From the entries below, gather every line containing the string "this".

__Stored items__.
## start

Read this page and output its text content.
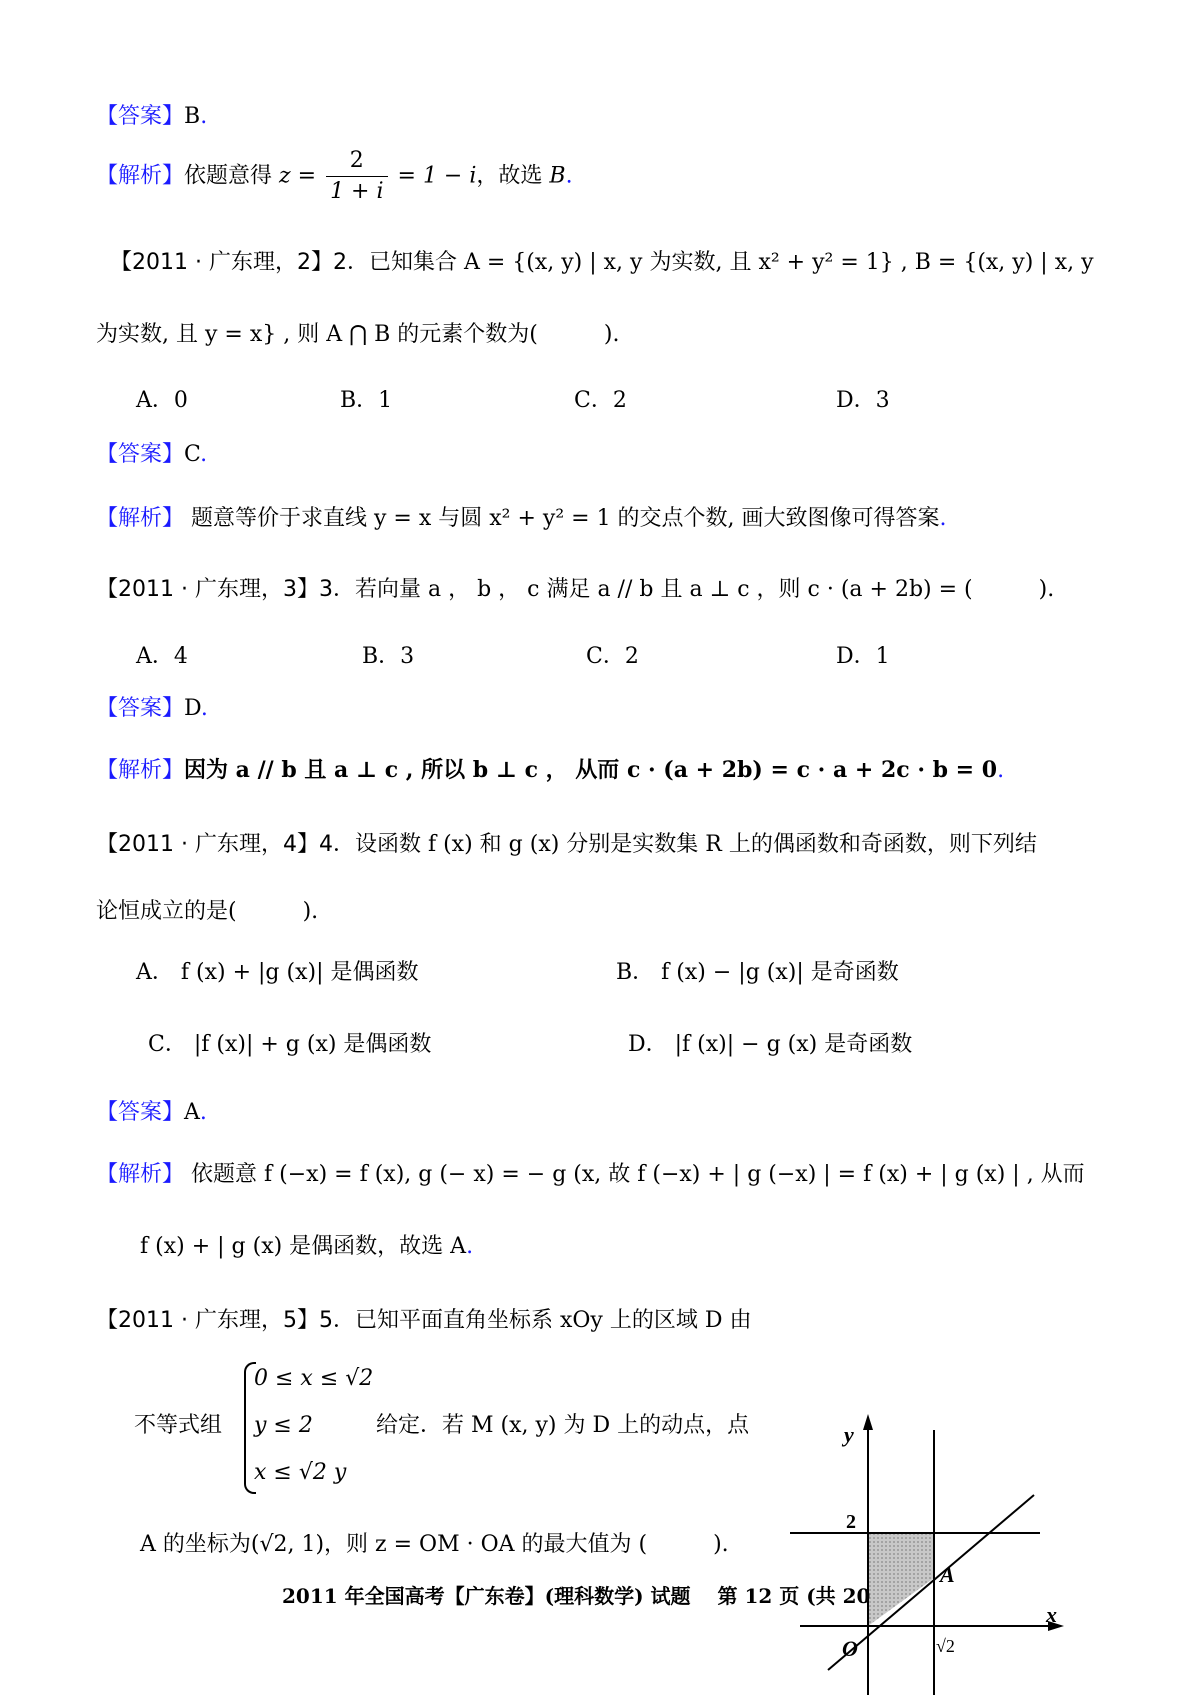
【答案】B.
【解析】依题意得 $z = \frac{2}{1 + i} = 1 - i$，故选 B.
【2011 · 广东理，2】2．已知集合 A = {(x, y) | x, y 为实数, 且 x² + y² = 1} , B = {(x, y) | x, y
为实数, 且 y = x} , 则 A ⋂ B 的元素个数为(　　　).
A．0	B．1	C．2	D．3
【答案】C.
【解析】 题意等价于求直线 y = x 与圆 x² + y² = 1 的交点个数, 画大致图像可得答案.
【2011 · 广东理，3】3．若向量 a ， b ， c 满足 a // b 且 a ⊥ c ，则 c · (a + 2b) = (　　　).
A．4	B．3	C．2	D．1
【答案】D.
【解析】因为 a // b 且 a ⊥ c , 所以 b ⊥ c ， 从而 c · (a + 2b) = c · a + 2c · b = 0.
【2011 · 广东理，4】4．设函数 f (x) 和 g (x) 分别是实数集 R 上的偶函数和奇函数，则下列结
论恒成立的是(　　　).
A． f (x) + |g (x)| 是偶函数	B． f (x) − |g (x)| 是奇函数
C． |f (x)| + g (x) 是偶函数	D． |f (x)| − g (x) 是奇函数
【答案】A.
【解析】 依题意 f (−x) = f (x), g (− x) = − g (x, 故 f (−x) + | g (−x) | = f (x) + | g (x) | , 从而
f (x) + | g (x) 是偶函数，故选 A.
【2011 · 广东理，5】5．已知平面直角坐标系 xOy 上的区域 D 由
不等式组
0 ≤ x ≤ √2
y ≤ 2
x ≤ √2 y
给定．若 M (x, y) 为 D 上的动点，点
A 的坐标为(√2, 1)，则 z = OM · OA 的最大值为 (　　　).
y
x
O
A
2
√2
2011 年全国高考【广东卷】(理科数学) 试题　 第 12 页 (共 20
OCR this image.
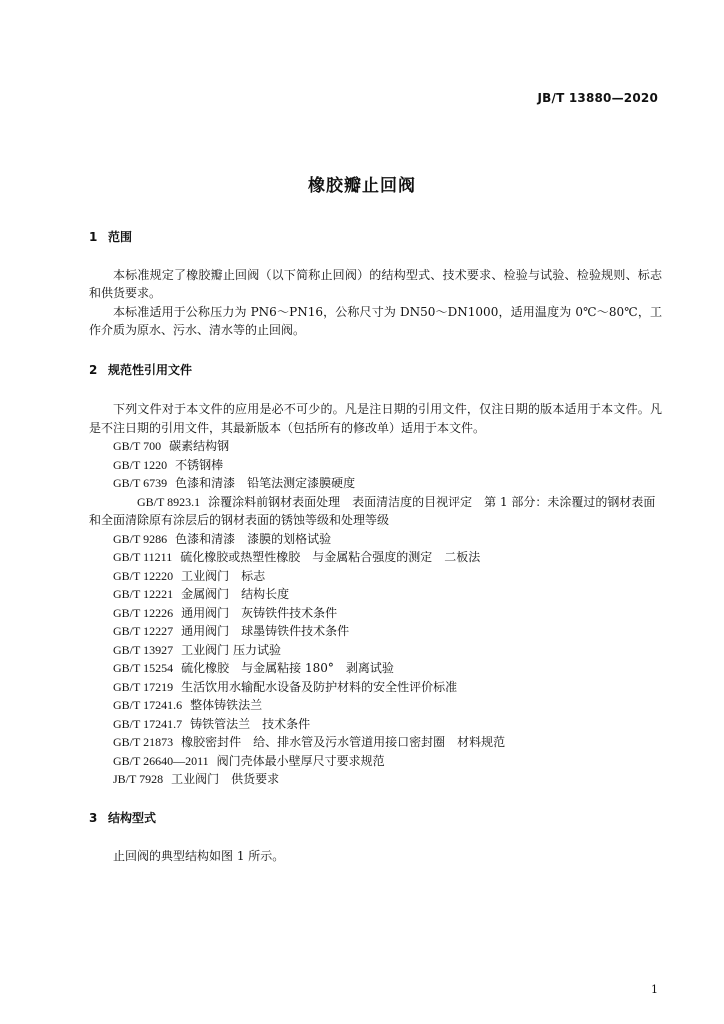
JB/T 13880—2020
橡胶瓣止回阀
1 范围

本标准规定了橡胶瓣止回阀（以下简称止回阀）的结构型式、技术要求、检验与试验、检验规则、标志和供货要求。

本标准适用于公称压力为 PN6～PN16，公称尺寸为 DN50～DN1000，适用温度为 0℃～80℃，工作介质为原水、污水、清水等的止回阀。

2 规范性引用文件

下列文件对于本文件的应用是必不可少的。凡是注日期的引用文件，仅注日期的版本适用于本文件。凡是不注日期的引用文件，其最新版本（包括所有的修改单）适用于本文件。

GB/T 700 碳素结构钢
GB/T 1220 不锈钢棒
GB/T 6739 色漆和清漆　铅笔法测定漆膜硬度
GB/T 8923.1 涂覆涂料前钢材表面处理　表面清洁度的目视评定　第 1 部分：未涂覆过的钢材表面和全面清除原有涂层后的钢材表面的锈蚀等级和处理等级
GB/T 9286 色漆和清漆　漆膜的划格试验
GB/T 11211 硫化橡胶或热塑性橡胶　与金属粘合强度的测定　二板法
GB/T 12220 工业阀门　标志
GB/T 12221 金属阀门　结构长度
GB/T 12226 通用阀门　灰铸铁件技术条件
GB/T 12227 通用阀门　球墨铸铁件技术条件
GB/T 13927 工业阀门 压力试验
GB/T 15254 硫化橡胶　与金属粘接 180°　剥离试验
GB/T 17219 生活饮用水输配水设备及防护材料的安全性评价标准
GB/T 17241.6 整体铸铁法兰
GB/T 17241.7 铸铁管法兰　技术条件
GB/T 21873 橡胶密封件　给、排水管及污水管道用接口密封圈　材料规范
GB/T 26640—2011 阀门壳体最小壁厚尺寸要求规范
JB/T 7928 工业阀门　供货要求
3 结构型式

止回阀的典型结构如图 1 所示。

1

## end

__EXERCISE RESULT__.
Read this page and output its text content.
OCR this image.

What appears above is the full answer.